# DATA PROVIDED start
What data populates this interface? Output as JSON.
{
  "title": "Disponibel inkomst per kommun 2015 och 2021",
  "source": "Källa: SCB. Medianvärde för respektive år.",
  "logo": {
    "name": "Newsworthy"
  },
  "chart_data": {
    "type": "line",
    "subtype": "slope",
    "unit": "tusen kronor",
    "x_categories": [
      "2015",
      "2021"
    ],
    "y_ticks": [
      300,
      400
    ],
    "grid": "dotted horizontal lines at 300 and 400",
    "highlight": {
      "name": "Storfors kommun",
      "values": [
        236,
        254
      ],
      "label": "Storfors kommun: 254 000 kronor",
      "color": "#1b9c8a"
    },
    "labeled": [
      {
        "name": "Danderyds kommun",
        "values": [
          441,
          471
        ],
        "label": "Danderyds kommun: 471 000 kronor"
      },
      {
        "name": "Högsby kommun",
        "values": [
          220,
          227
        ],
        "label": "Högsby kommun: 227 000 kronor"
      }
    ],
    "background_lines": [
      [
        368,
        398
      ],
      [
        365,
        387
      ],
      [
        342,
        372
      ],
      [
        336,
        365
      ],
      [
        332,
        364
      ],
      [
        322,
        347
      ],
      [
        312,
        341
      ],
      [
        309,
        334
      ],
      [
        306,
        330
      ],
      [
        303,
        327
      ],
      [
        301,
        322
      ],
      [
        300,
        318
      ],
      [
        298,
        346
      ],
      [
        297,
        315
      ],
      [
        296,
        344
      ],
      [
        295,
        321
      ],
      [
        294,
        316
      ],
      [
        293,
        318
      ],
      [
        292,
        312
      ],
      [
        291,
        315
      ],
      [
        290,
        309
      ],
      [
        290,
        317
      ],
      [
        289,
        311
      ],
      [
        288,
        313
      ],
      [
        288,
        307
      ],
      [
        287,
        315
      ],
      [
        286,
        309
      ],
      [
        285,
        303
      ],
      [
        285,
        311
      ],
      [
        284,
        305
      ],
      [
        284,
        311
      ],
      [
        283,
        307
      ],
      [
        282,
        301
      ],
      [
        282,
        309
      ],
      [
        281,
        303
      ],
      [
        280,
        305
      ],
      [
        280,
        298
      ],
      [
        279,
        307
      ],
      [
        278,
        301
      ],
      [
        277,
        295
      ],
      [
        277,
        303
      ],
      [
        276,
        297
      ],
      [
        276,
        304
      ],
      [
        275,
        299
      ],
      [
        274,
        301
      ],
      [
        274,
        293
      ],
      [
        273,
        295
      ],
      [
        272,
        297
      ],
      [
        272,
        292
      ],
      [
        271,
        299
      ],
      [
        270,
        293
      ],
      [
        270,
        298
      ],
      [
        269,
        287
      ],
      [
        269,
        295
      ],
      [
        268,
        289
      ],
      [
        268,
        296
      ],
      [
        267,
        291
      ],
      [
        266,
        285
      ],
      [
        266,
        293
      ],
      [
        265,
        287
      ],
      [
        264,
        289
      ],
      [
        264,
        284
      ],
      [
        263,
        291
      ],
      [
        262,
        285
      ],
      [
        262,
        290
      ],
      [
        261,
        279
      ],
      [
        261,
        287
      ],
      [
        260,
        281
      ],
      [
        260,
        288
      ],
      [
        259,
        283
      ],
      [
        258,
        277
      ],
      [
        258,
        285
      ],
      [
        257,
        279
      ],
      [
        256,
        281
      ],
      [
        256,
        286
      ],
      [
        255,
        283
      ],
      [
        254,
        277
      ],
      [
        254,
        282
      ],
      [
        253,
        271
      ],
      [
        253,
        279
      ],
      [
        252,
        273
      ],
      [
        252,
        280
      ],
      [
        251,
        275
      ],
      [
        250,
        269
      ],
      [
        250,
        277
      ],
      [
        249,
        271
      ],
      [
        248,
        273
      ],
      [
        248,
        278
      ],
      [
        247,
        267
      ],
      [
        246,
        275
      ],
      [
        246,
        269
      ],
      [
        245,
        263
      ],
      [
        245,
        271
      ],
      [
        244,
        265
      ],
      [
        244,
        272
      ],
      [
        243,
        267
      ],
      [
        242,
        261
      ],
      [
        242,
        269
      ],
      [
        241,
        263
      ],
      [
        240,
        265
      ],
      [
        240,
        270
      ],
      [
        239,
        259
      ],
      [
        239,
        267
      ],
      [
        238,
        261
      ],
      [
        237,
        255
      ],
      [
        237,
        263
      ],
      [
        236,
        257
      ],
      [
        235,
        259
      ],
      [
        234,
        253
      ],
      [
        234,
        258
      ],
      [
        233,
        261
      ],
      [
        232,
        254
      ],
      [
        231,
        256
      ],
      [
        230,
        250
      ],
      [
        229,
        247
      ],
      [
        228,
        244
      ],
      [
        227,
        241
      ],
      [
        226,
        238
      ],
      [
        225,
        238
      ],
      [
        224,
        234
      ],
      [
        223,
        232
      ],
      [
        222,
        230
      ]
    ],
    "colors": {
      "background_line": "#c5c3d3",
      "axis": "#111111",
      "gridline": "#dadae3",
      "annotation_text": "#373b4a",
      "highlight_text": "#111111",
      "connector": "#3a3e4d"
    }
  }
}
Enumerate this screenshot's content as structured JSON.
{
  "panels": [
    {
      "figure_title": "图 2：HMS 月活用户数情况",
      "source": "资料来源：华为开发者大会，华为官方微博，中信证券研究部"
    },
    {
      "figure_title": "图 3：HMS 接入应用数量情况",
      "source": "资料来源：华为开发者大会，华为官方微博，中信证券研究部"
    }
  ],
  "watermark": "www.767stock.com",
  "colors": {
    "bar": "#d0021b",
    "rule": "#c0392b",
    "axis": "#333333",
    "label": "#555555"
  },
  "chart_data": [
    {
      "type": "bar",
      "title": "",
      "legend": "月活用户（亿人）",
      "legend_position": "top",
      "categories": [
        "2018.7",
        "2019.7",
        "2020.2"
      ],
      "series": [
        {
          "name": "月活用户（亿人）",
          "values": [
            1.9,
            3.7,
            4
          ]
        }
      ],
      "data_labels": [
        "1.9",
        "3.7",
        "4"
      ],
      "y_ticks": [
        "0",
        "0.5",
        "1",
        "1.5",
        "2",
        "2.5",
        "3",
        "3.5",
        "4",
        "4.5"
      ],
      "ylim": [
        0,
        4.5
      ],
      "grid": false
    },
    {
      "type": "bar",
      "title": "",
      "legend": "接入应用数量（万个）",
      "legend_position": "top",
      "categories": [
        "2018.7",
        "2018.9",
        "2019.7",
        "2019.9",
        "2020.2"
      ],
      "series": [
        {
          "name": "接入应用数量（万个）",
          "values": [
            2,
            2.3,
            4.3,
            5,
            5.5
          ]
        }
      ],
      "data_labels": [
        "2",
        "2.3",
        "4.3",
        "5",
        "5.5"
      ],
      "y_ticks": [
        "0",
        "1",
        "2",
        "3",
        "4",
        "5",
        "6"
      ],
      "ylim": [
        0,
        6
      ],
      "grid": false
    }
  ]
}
# DATA PROVIDED end
▸ **WHAT IS REQUIRED**: From the listing above, copy out each line where the word "JSON" appears.

▸ **RESULT OF THE TASK**:
What data populates this interface? Output as JSON.
Enumerate this screenshot's content as structured JSON.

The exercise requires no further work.